Saved entries

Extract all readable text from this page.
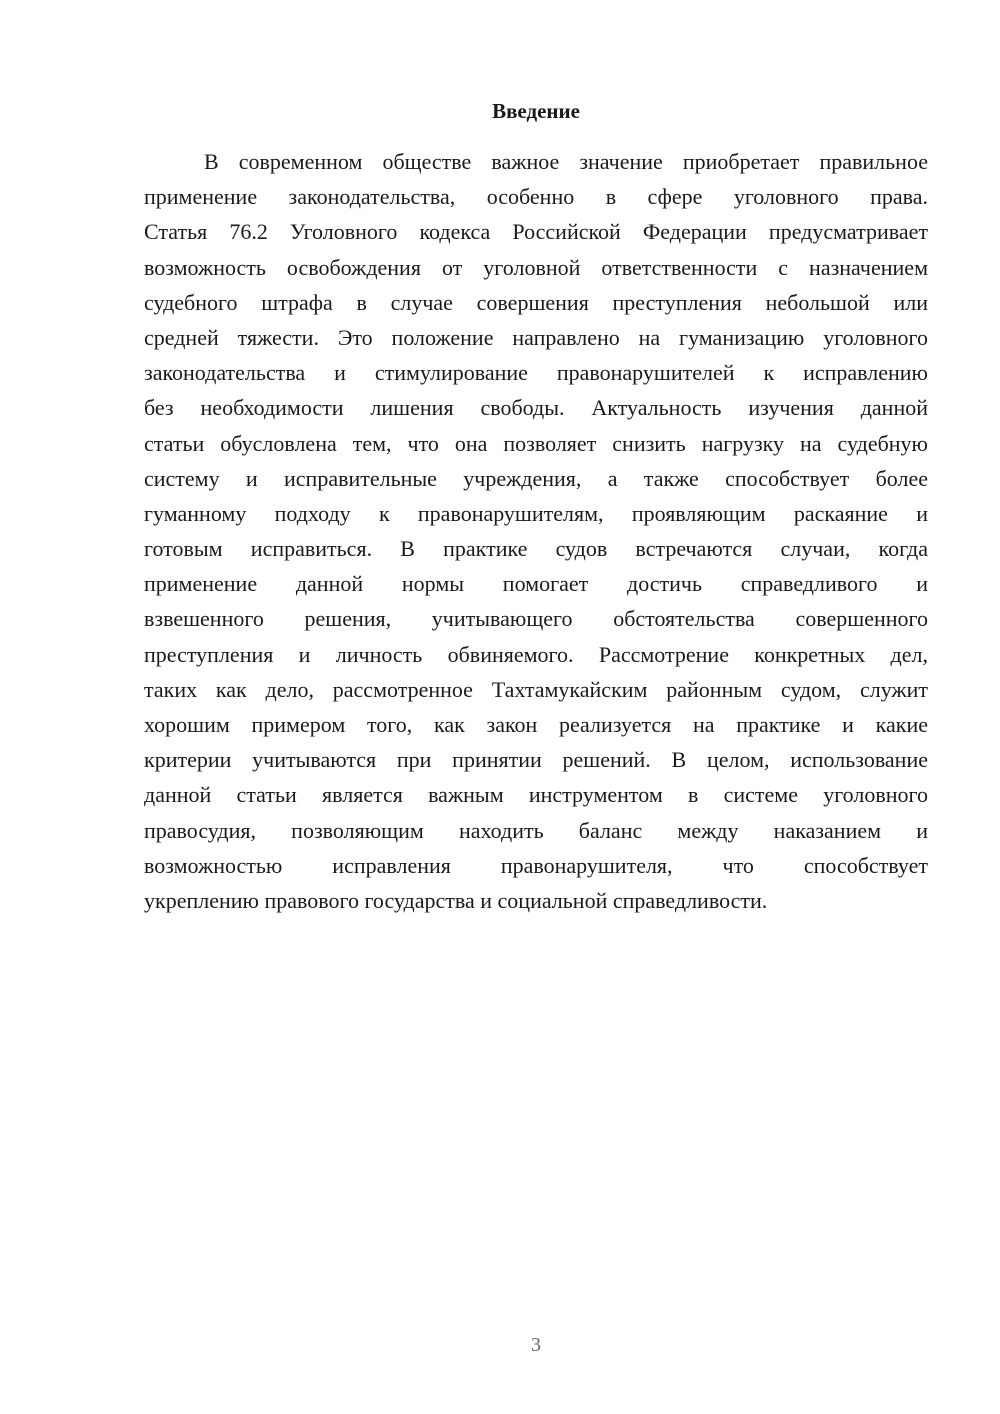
Введение
В современном обществе важное значение приобретает правильное
применение законодательства, особенно в сфере уголовного права.
Статья 76.2 Уголовного кодекса Российской Федерации предусматривает
возможность освобождения от уголовной ответственности с назначением
судебного штрафа в случае совершения преступления небольшой или
средней тяжести. Это положение направлено на гуманизацию уголовного
законодательства и стимулирование правонарушителей к исправлению
без необходимости лишения свободы. Актуальность изучения данной
статьи обусловлена тем, что она позволяет снизить нагрузку на судебную
систему и исправительные учреждения, а также способствует более
гуманному подходу к правонарушителям, проявляющим раскаяние и
готовым исправиться. В практике судов встречаются случаи, когда
применение данной нормы помогает достичь справедливого и
взвешенного решения, учитывающего обстоятельства совершенного
преступления и личность обвиняемого. Рассмотрение конкретных дел,
таких как дело, рассмотренное Тахтамукайским районным судом, служит
хорошим примером того, как закон реализуется на практике и какие
критерии учитываются при принятии решений. В целом, использование
данной статьи является важным инструментом в системе уголовного
правосудия, позволяющим находить баланс между наказанием и
возможностью исправления правонарушителя, что способствует
укреплению правового государства и социальной справедливости.
3
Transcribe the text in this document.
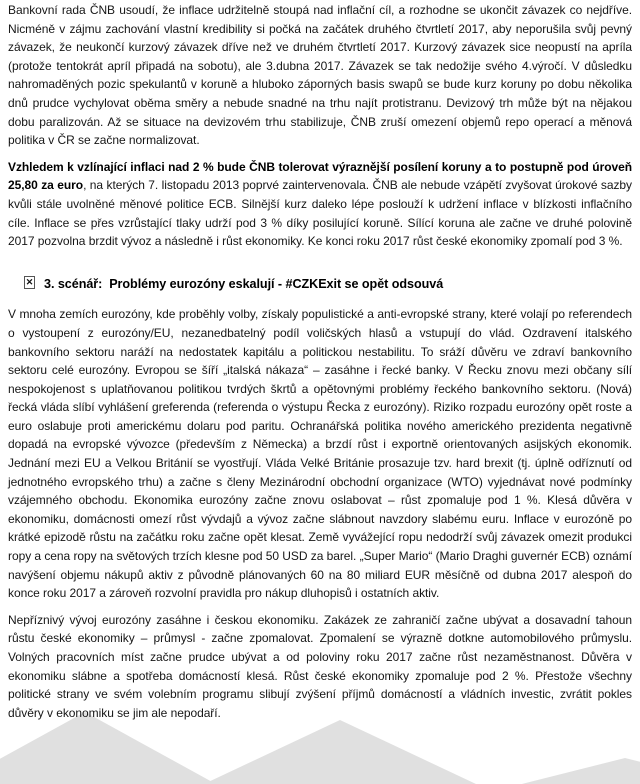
Bankovní rada ČNB usoudí, že inflace udržitelně stoupá nad inflační cíl, a rozhodne se ukončit závazek co nejdříve. Nicméně v zájmu zachování vlastní kredibility si počká na začátek druhého čtvrtletí 2017, aby neporušila svůj pevný závazek, že neukončí kurzový závazek dříve než ve druhém čtvrtletí 2017. Kurzový závazek sice neopustí na apríla (protože tentokrát apríl připadá na sobotu), ale 3.dubna 2017. Závazek se tak nedožije svého 4.výročí. V důsledku nahromaděných pozic spekulantů v koruně a hluboko záporných basis swapů se bude kurz koruny po dobu několika dnů prudce vychylovat oběma směry a nebude snadné na trhu najít protistranu. Devizový trh může být na nějakou dobu paralizován. Až se situace na devizovém trhu stabilizuje, ČNB zruší omezení objemů repo operací a měnová politika v ČR se začne normalizovat.

Vzhledem k vzlínající inflaci nad 2 % bude ČNB tolerovat výraznější posílení koruny a to postupně pod úroveň 25,80 za euro, na kterých 7. listopadu 2013 poprvé zaintervenovala. ČNB ale nebude vzápětí zvyšovat úrokové sazby kvůli stále uvolněné měnové politice ECB. Silnější kurz daleko lépe poslouží k udržení inflace v blízkosti inflačního cíle. Inflace se přes vzrůstající tlaky udrží pod 3 % díky posilující koruně. Sílící koruna ale začne ve druhé polovině 2017 pozvolna brzdit vývoz a následně i růst ekonomiky. Ke konci roku 2017 růst české ekonomiky zpomalí pod 3 %.

✕ 3. scénář:  Problémy eurozóny eskalují - #CZKExit se opět odsouvá

V mnoha zemích eurozóny, kde proběhly volby, získaly populistické a anti-evropské strany, které volají po referendech o vystoupení z eurozóny/EU, nezanedbatelný podíl voličských hlasů a vstupují do vlád. Ozdravení italského bankovního sektoru naráží na nedostatek kapitálu a politickou nestabilitu. To sráží důvěru ve zdraví bankovního sektoru celé eurozóny. Evropou se šíří „italská nákaza“ – zasáhne i řecké banky. V Řecku znovu mezi občany sílí nespokojenost s uplatňovanou politikou tvrdých škrtů a opětovnými problémy řeckého bankovního sektoru. (Nová) řecká vláda slíbí vyhlášení greferenda (referenda o výstupu Řecka z eurozóny). Riziko rozpadu eurozóny opět roste a euro oslabuje proti americkému dolaru pod paritu. Ochranářská politika nového amerického prezidenta negativně dopadá na evropské vývozce (především z Německa) a brzdí růst i exportně orientovaných asijských ekonomik. Jednání mezi EU a Velkou Británií se vyostřují. Vláda Velké Británie prosazuje tzv. hard brexit (tj. úplně odříznutí od jednotného evropského trhu) a začne s členy Mezinárodní obchodní organizace (WTO) vyjednávat nové podmínky vzájemného obchodu. Ekonomika eurozóny začne znovu oslabovat – růst zpomaluje pod 1 %. Klesá důvěra v ekonomiku, domácnosti omezí růst vývdajů a vývoz začne slábnout navzdory slabému euru. Inflace v eurozóně po krátké epizodě růstu na začátku roku začne opět klesat. Země vyvážející ropu nedodrží svůj závazek omezit produkci ropy a cena ropy na světových trzích klesne pod 50 USD za barel. „Super Mario“ (Mario Draghi guvernér ECB) oznámí navýšení objemu nákupů aktiv z původně plánovaných 60 na 80 miliard EUR měsíčně od dubna 2017 alespoň do konce roku 2017 a zároveň rozvolní pravidla pro nákup dluhopisů i ostatních aktiv.

Nepříznivý vývoj eurozóny zasáhne i českou ekonomiku. Zakázek ze zahraničí začne ubývat a dosavadní tahoun růstu české ekonomiky – průmysl - začne zpomalovat. Zpomalení se výrazně dotkne automobilového průmyslu. Volných pracovních míst začne prudce ubývat a od poloviny roku 2017 začne růst nezaměstnanost. Důvěra v ekonomiku slábne a spotřeba domácností klesá. Růst české ekonomiky zpomaluje pod 2 %. Přestože všechny politické strany ve svém volebním programu slibují zvýšení příjmů domácností a vládních investic, zvrátit pokles důvěry v ekonomiku se jim ale nepodaří.
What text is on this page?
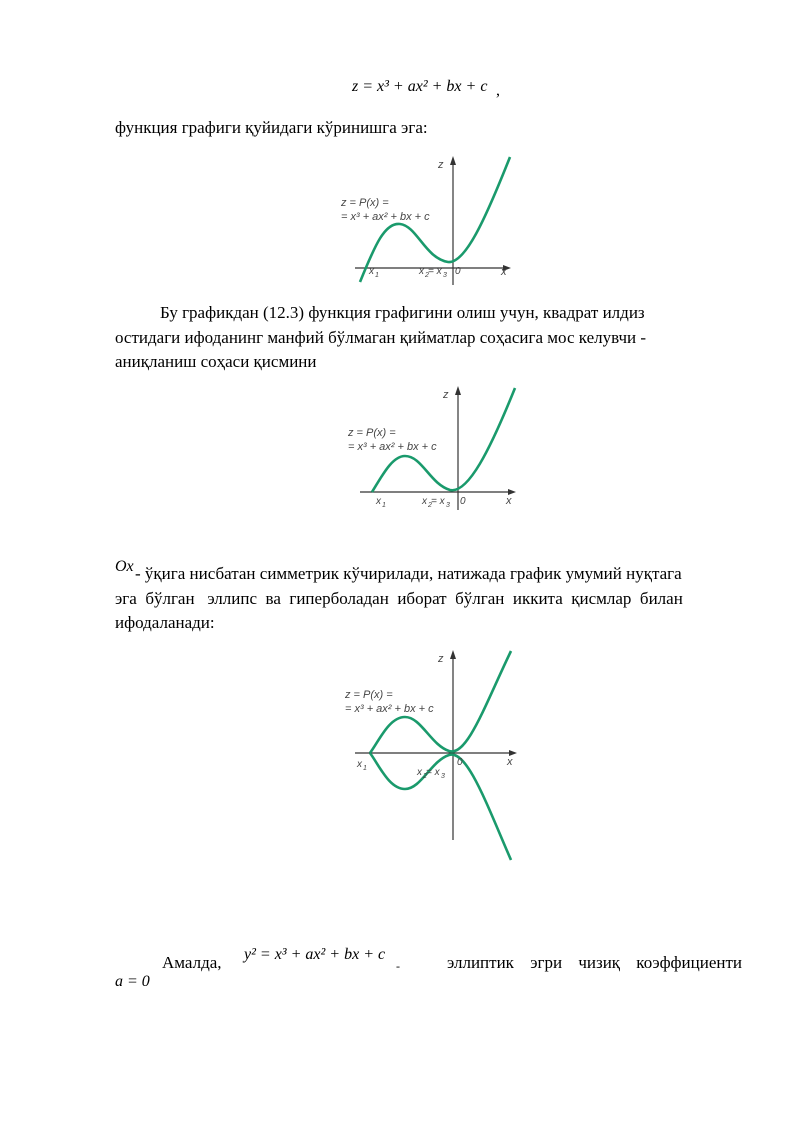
z = x³ + ax² + bx + c ,
функция графиги қуйидаги кўринишга эга:
z
x
0
x 1	x 2 = x 3
z = P(x) =
= x³ + ax² + bx + c
Бу графикдан (12.3) функция графигини олиш учун, квадрат илдиз
остидаги ифоданинг манфий бўлмаган қийматлар соҳасига мос келувчи -
аниқланиш соҳаси қисмини
z
x
0
x 1	x 2 = x 3
z = P(x) =
= x³ + ax² + bx + c
Ox - ўқига нисбатан симметрик кўчирилади, натижада график умумий нуқтага
эга  бўлган   эллипс  ва  гиперболадан  иборат  бўлган  иккита  қисмлар  билан
ифодаланади:
z
x
0
x 1	x 2 = x 3
z = P(x) =
= x³ + ax² + bx + c
Амалда, y² = x³ + ax² + bx + c
-	эллиптик эгри чизиқ коэффициенти
a = 0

• _What the task requires_: Search the data above for the word "page", then gather each line in which it appears.

• _Exercise response_:
Extract all readable text from this page.
What text is on this page?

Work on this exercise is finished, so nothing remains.